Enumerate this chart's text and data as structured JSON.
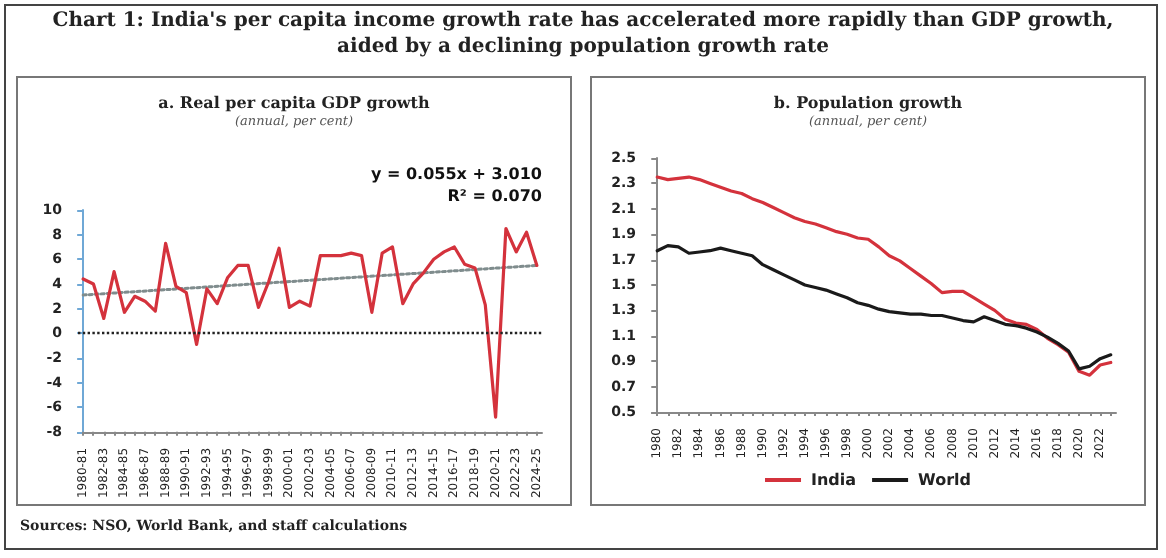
{
  "chart_data": [
    {
      "type": "line",
      "title": "a. Real per capita GDP growth",
      "subtitle": "(annual, per cent)",
      "annotations": [
        "Chart 1: India's per capita income growth rate has accelerated more rapidly than GDP growth, aided by a declining population growth rate",
        "y = 0.055x + 3.010",
        "R² = 0.070",
        "Sources: NSO, World Bank, and staff calculations"
      ],
      "categories": [
        "1980-81",
        null,
        "1982-83",
        null,
        "1984-85",
        null,
        "1986-87",
        null,
        "1988-89",
        null,
        "1990-91",
        null,
        "1992-93",
        null,
        "1994-95",
        null,
        "1996-97",
        null,
        "1998-99",
        null,
        "2000-01",
        null,
        "2002-03",
        null,
        "2004-05",
        null,
        "2006-07",
        null,
        "2008-09",
        null,
        "2010-11",
        null,
        "2012-13",
        null,
        "2014-15",
        null,
        "2016-17",
        null,
        "2018-19",
        null,
        "2020-21",
        null,
        "2022-23",
        null,
        "2024-25"
      ],
      "series": [
        {
          "color": "#d4323c",
          "values": [
            4.4,
            4.0,
            1.2,
            5.0,
            1.7,
            3.0,
            2.6,
            1.8,
            7.3,
            3.8,
            3.3,
            -0.9,
            3.6,
            2.4,
            4.5,
            5.5,
            5.5,
            2.1,
            4.2,
            6.9,
            2.1,
            2.6,
            2.2,
            6.3,
            6.3,
            6.3,
            6.5,
            6.3,
            1.7,
            6.5,
            7.0,
            2.4,
            4.0,
            4.9,
            6.0,
            6.6,
            7.0,
            5.6,
            5.3,
            2.3,
            -6.8,
            8.5,
            6.6,
            8.2,
            5.5
          ]
        },
        {
          "type": "line",
          "color": "#7f8c8d",
          "line_style": "dotted",
          "x": [
            "1980-81",
            "2024-25"
          ],
          "values": [
            3.1,
            5.5
          ]
        }
      ],
      "ylim": [
        -8,
        10
      ],
      "yticks": [
        -8,
        -6,
        -4,
        -2,
        0,
        2,
        4,
        6,
        8,
        10
      ],
      "ref_lines": [
        {
          "axis": "y",
          "value": 0,
          "color": "#222222",
          "line_style": "dotted"
        }
      ],
      "marker": "none",
      "grid": false
    },
    {
      "type": "line",
      "title": "b. Population growth",
      "subtitle": "(annual, per cent)",
      "categories": [
        "1980",
        null,
        "1982",
        null,
        "1984",
        null,
        "1986",
        null,
        "1988",
        null,
        "1990",
        null,
        "1992",
        null,
        "1994",
        null,
        "1996",
        null,
        "1998",
        null,
        "2000",
        null,
        "2002",
        null,
        "2004",
        null,
        "2006",
        null,
        "2008",
        null,
        "2010",
        null,
        "2012",
        null,
        "2014",
        null,
        "2016",
        null,
        "2018",
        null,
        "2020",
        null,
        "2022",
        null
      ],
      "series": [
        {
          "name": "India",
          "color": "#d4323c",
          "values": [
            2.35,
            2.33,
            2.34,
            2.35,
            2.33,
            2.3,
            2.27,
            2.24,
            2.22,
            2.18,
            2.15,
            2.11,
            2.07,
            2.03,
            2.0,
            1.98,
            1.95,
            1.92,
            1.9,
            1.87,
            1.86,
            1.8,
            1.73,
            1.69,
            1.63,
            1.57,
            1.51,
            1.44,
            1.45,
            1.45,
            1.4,
            1.35,
            1.3,
            1.23,
            1.2,
            1.19,
            1.15,
            1.08,
            1.03,
            0.97,
            0.82,
            0.79,
            0.87,
            0.89
          ]
        },
        {
          "name": "World",
          "color": "#1a1a1a",
          "values": [
            1.77,
            1.81,
            1.8,
            1.75,
            1.76,
            1.77,
            1.79,
            1.77,
            1.75,
            1.73,
            1.66,
            1.62,
            1.58,
            1.54,
            1.5,
            1.48,
            1.46,
            1.43,
            1.4,
            1.36,
            1.34,
            1.31,
            1.29,
            1.28,
            1.27,
            1.27,
            1.26,
            1.26,
            1.24,
            1.22,
            1.21,
            1.25,
            1.22,
            1.19,
            1.18,
            1.16,
            1.13,
            1.09,
            1.04,
            0.98,
            0.84,
            0.86,
            0.92,
            0.95
          ]
        }
      ],
      "ylim": [
        0.5,
        2.5
      ],
      "yticks": [
        0.5,
        0.7,
        0.9,
        1.1,
        1.3,
        1.5,
        1.7,
        1.9,
        2.1,
        2.3,
        2.5
      ],
      "legend": "bottom",
      "marker": "none",
      "grid": false
    }
  ]
}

Problem to solve
Set the entries down again exactly. Do not include the images.

Solution to this exercise
Enumerate this chart's text and data as structured JSON.
{
  "chart_data": [
    {
      "type": "line",
      "title": "a. Real per capita GDP growth",
      "subtitle": "(annual, per cent)",
      "annotations": [
        "Chart 1: India's per capita income growth rate has accelerated more rapidly than GDP growth, aided by a declining population growth rate",
        "y = 0.055x + 3.010",
        "R² = 0.070",
        "Sources: NSO, World Bank, and staff calculations"
      ],
      "categories": [
        "1980-81",
        null,
        "1982-83",
        null,
        "1984-85",
        null,
        "1986-87",
        null,
        "1988-89",
        null,
        "1990-91",
        null,
        "1992-93",
        null,
        "1994-95",
        null,
        "1996-97",
        null,
        "1998-99",
        null,
        "2000-01",
        null,
        "2002-03",
        null,
        "2004-05",
        null,
        "2006-07",
        null,
        "2008-09",
        null,
        "2010-11",
        null,
        "2012-13",
        null,
        "2014-15",
        null,
        "2016-17",
        null,
        "2018-19",
        null,
        "2020-21",
        null,
        "2022-23",
        null,
        "2024-25"
      ],
      "series": [
        {
          "color": "#d4323c",
          "values": [
            4.4,
            4.0,
            1.2,
            5.0,
            1.7,
            3.0,
            2.6,
            1.8,
            7.3,
            3.8,
            3.3,
            -0.9,
            3.6,
            2.4,
            4.5,
            5.5,
            5.5,
            2.1,
            4.2,
            6.9,
            2.1,
            2.6,
            2.2,
            6.3,
            6.3,
            6.3,
            6.5,
            6.3,
            1.7,
            6.5,
            7.0,
            2.4,
            4.0,
            4.9,
            6.0,
            6.6,
            7.0,
            5.6,
            5.3,
            2.3,
            -6.8,
            8.5,
            6.6,
            8.2,
            5.5
          ]
        },
        {
          "type": "line",
          "color": "#7f8c8d",
          "line_style": "dotted",
          "x": [
            "1980-81",
            "2024-25"
          ],
          "values": [
            3.1,
            5.5
          ]
        }
      ],
      "ylim": [
        -8,
        10
      ],
      "yticks": [
        -8,
        -6,
        -4,
        -2,
        0,
        2,
        4,
        6,
        8,
        10
      ],
      "ref_lines": [
        {
          "axis": "y",
          "value": 0,
          "color": "#222222",
          "line_style": "dotted"
        }
      ],
      "marker": "none",
      "grid": false
    },
    {
      "type": "line",
      "title": "b. Population growth",
      "subtitle": "(annual, per cent)",
      "categories": [
        "1980",
        null,
        "1982",
        null,
        "1984",
        null,
        "1986",
        null,
        "1988",
        null,
        "1990",
        null,
        "1992",
        null,
        "1994",
        null,
        "1996",
        null,
        "1998",
        null,
        "2000",
        null,
        "2002",
        null,
        "2004",
        null,
        "2006",
        null,
        "2008",
        null,
        "2010",
        null,
        "2012",
        null,
        "2014",
        null,
        "2016",
        null,
        "2018",
        null,
        "2020",
        null,
        "2022",
        null
      ],
      "series": [
        {
          "name": "India",
          "color": "#d4323c",
          "values": [
            2.35,
            2.33,
            2.34,
            2.35,
            2.33,
            2.3,
            2.27,
            2.24,
            2.22,
            2.18,
            2.15,
            2.11,
            2.07,
            2.03,
            2.0,
            1.98,
            1.95,
            1.92,
            1.9,
            1.87,
            1.86,
            1.8,
            1.73,
            1.69,
            1.63,
            1.57,
            1.51,
            1.44,
            1.45,
            1.45,
            1.4,
            1.35,
            1.3,
            1.23,
            1.2,
            1.19,
            1.15,
            1.08,
            1.03,
            0.97,
            0.82,
            0.79,
            0.87,
            0.89
          ]
        },
        {
          "name": "World",
          "color": "#1a1a1a",
          "values": [
            1.77,
            1.81,
            1.8,
            1.75,
            1.76,
            1.77,
            1.79,
            1.77,
            1.75,
            1.73,
            1.66,
            1.62,
            1.58,
            1.54,
            1.5,
            1.48,
            1.46,
            1.43,
            1.4,
            1.36,
            1.34,
            1.31,
            1.29,
            1.28,
            1.27,
            1.27,
            1.26,
            1.26,
            1.24,
            1.22,
            1.21,
            1.25,
            1.22,
            1.19,
            1.18,
            1.16,
            1.13,
            1.09,
            1.04,
            0.98,
            0.84,
            0.86,
            0.92,
            0.95
          ]
        }
      ],
      "ylim": [
        0.5,
        2.5
      ],
      "yticks": [
        0.5,
        0.7,
        0.9,
        1.1,
        1.3,
        1.5,
        1.7,
        1.9,
        2.1,
        2.3,
        2.5
      ],
      "legend": "bottom",
      "marker": "none",
      "grid": false
    }
  ]
}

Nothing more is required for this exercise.